◆ WHAT TO DO ◆
Make an exact copy of all the entries below, with the pictures left out.

[Start of MATERIALS PROVIDED]

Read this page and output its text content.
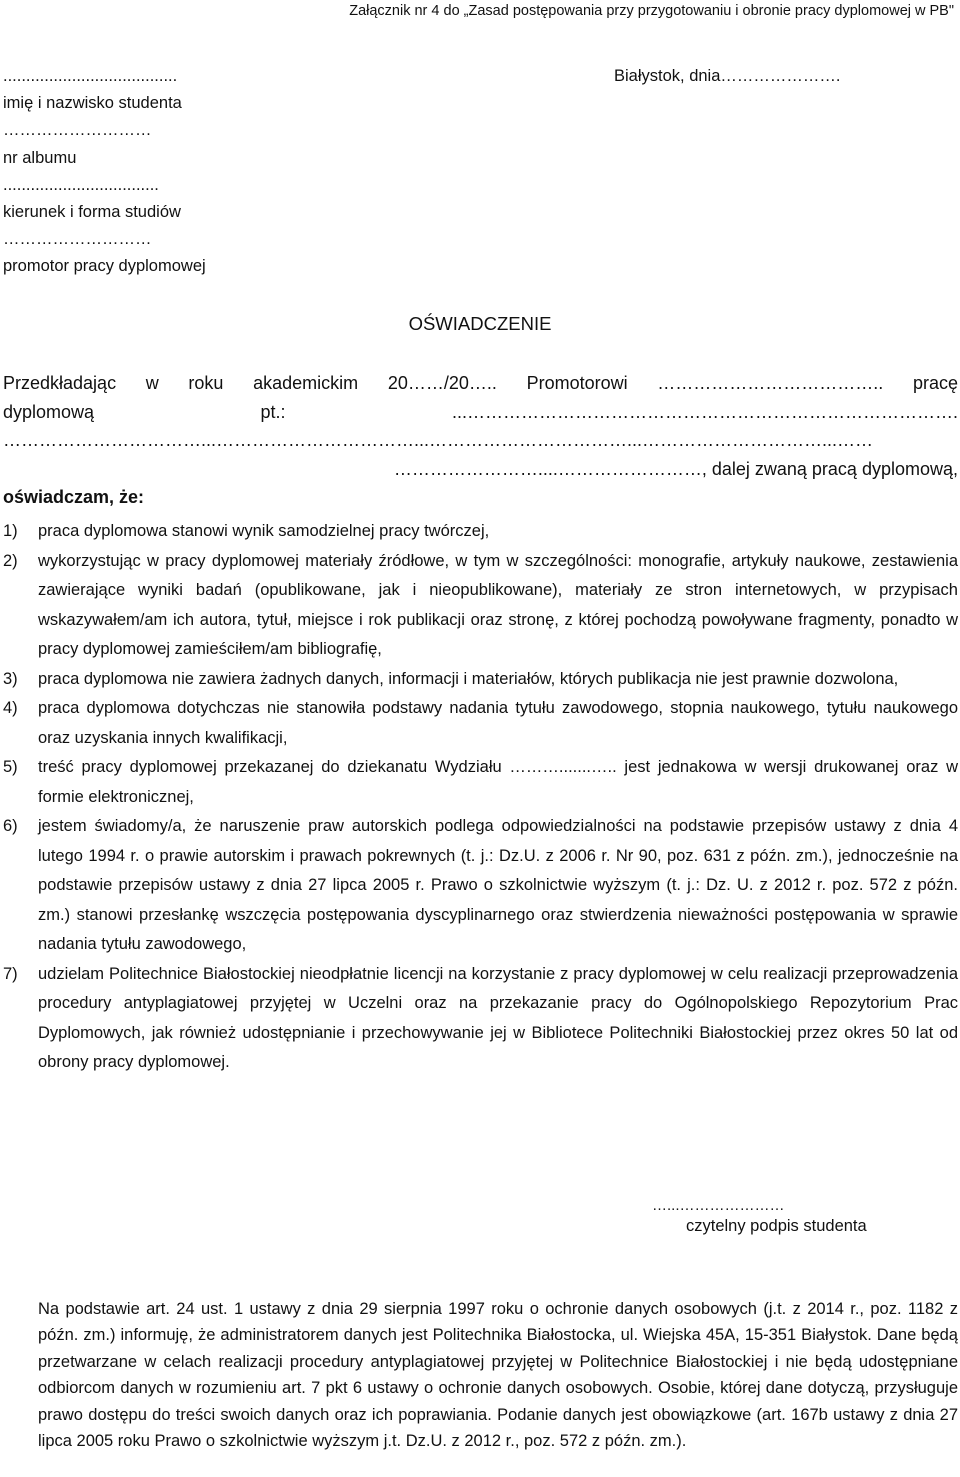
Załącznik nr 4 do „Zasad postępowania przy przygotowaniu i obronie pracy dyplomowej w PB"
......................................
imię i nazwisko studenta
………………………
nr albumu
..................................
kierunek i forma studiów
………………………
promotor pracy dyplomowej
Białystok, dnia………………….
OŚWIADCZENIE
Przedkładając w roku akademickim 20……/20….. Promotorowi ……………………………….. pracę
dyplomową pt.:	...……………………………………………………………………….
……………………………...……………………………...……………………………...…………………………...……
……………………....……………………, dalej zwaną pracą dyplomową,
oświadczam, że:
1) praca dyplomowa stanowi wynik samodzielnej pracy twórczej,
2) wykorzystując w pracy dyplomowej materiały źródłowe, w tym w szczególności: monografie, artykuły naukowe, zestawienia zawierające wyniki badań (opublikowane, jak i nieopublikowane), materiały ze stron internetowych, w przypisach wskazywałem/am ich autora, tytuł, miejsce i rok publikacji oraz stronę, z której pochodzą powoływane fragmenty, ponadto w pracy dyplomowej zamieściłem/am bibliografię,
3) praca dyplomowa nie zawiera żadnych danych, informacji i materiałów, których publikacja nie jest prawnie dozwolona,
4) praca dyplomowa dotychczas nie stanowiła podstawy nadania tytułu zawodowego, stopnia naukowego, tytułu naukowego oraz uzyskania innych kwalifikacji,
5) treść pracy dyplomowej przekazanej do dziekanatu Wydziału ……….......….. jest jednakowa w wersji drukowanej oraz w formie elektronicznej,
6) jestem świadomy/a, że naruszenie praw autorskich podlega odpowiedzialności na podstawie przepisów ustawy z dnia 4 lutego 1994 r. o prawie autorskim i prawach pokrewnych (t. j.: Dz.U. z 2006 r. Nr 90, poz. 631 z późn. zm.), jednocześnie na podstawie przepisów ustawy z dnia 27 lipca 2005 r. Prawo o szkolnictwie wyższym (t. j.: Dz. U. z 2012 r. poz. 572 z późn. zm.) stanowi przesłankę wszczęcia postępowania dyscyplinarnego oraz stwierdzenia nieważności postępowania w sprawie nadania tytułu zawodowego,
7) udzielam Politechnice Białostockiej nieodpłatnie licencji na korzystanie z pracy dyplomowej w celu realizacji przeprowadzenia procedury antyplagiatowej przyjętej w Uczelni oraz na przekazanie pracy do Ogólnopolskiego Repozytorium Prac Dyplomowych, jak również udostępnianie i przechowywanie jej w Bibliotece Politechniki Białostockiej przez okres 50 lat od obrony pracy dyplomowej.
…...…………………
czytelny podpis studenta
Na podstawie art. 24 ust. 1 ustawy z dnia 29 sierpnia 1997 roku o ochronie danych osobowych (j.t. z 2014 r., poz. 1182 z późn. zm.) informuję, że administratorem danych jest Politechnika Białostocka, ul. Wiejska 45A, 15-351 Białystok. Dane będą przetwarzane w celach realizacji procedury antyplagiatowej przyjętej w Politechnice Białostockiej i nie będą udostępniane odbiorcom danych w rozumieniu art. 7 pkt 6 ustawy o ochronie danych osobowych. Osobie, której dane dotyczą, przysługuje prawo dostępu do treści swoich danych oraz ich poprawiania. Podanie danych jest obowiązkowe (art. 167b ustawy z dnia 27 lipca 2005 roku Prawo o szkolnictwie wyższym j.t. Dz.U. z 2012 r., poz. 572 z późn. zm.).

[End of MATERIALS PROVIDED]

◆ FULL SOLUTION ◆
Read this page and output its text content.
Załącznik nr 4 do „Zasad postępowania przy przygotowaniu i obronie pracy dyplomowej w PB"
......................................
imię i nazwisko studenta
………………………
nr albumu
..................................
kierunek i forma studiów
………………………
promotor pracy dyplomowej
Białystok, dnia………………….
OŚWIADCZENIE
Przedkładając w roku akademickim 20……/20….. Promotorowi ……………………………….. pracę
dyplomową pt.:	...……………………………………………………………………….
……………………………...……………………………...……………………………...…………………………...……
……………………....……………………, dalej zwaną pracą dyplomową,
oświadczam, że:
1) praca dyplomowa stanowi wynik samodzielnej pracy twórczej,
2) wykorzystując w pracy dyplomowej materiały źródłowe, w tym w szczególności: monografie, artykuły naukowe, zestawienia zawierające wyniki badań (opublikowane, jak i nieopublikowane), materiały ze stron internetowych, w przypisach wskazywałem/am ich autora, tytuł, miejsce i rok publikacji oraz stronę, z której pochodzą powoływane fragmenty, ponadto w pracy dyplomowej zamieściłem/am bibliografię,
3) praca dyplomowa nie zawiera żadnych danych, informacji i materiałów, których publikacja nie jest prawnie dozwolona,
4) praca dyplomowa dotychczas nie stanowiła podstawy nadania tytułu zawodowego, stopnia naukowego, tytułu naukowego oraz uzyskania innych kwalifikacji,
5) treść pracy dyplomowej przekazanej do dziekanatu Wydziału ……….......….. jest jednakowa w wersji drukowanej oraz w formie elektronicznej,
6) jestem świadomy/a, że naruszenie praw autorskich podlega odpowiedzialności na podstawie przepisów ustawy z dnia 4 lutego 1994 r. o prawie autorskim i prawach pokrewnych (t. j.: Dz.U. z 2006 r. Nr 90, poz. 631 z późn. zm.), jednocześnie na podstawie przepisów ustawy z dnia 27 lipca 2005 r. Prawo o szkolnictwie wyższym (t. j.: Dz. U. z 2012 r. poz. 572 z późn. zm.) stanowi przesłankę wszczęcia postępowania dyscyplinarnego oraz stwierdzenia nieważności postępowania w sprawie nadania tytułu zawodowego,
7) udzielam Politechnice Białostockiej nieodpłatnie licencji na korzystanie z pracy dyplomowej w celu realizacji przeprowadzenia procedury antyplagiatowej przyjętej w Uczelni oraz na przekazanie pracy do Ogólnopolskiego Repozytorium Prac Dyplomowych, jak również udostępnianie i przechowywanie jej w Bibliotece Politechniki Białostockiej przez okres 50 lat od obrony pracy dyplomowej.
…...…………………
czytelny podpis studenta
Na podstawie art. 24 ust. 1 ustawy z dnia 29 sierpnia 1997 roku o ochronie danych osobowych (j.t. z 2014 r., poz. 1182 z późn. zm.) informuję, że administratorem danych jest Politechnika Białostocka, ul. Wiejska 45A, 15-351 Białystok. Dane będą przetwarzane w celach realizacji procedury antyplagiatowej przyjętej w Politechnice Białostockiej i nie będą udostępniane odbiorcom danych w rozumieniu art. 7 pkt 6 ustawy o ochronie danych osobowych. Osobie, której dane dotyczą, przysługuje prawo dostępu do treści swoich danych oraz ich poprawiania. Podanie danych jest obowiązkowe (art. 167b ustawy z dnia 27 lipca 2005 roku Prawo o szkolnictwie wyższym j.t. Dz.U. z 2012 r., poz. 572 z późn. zm.).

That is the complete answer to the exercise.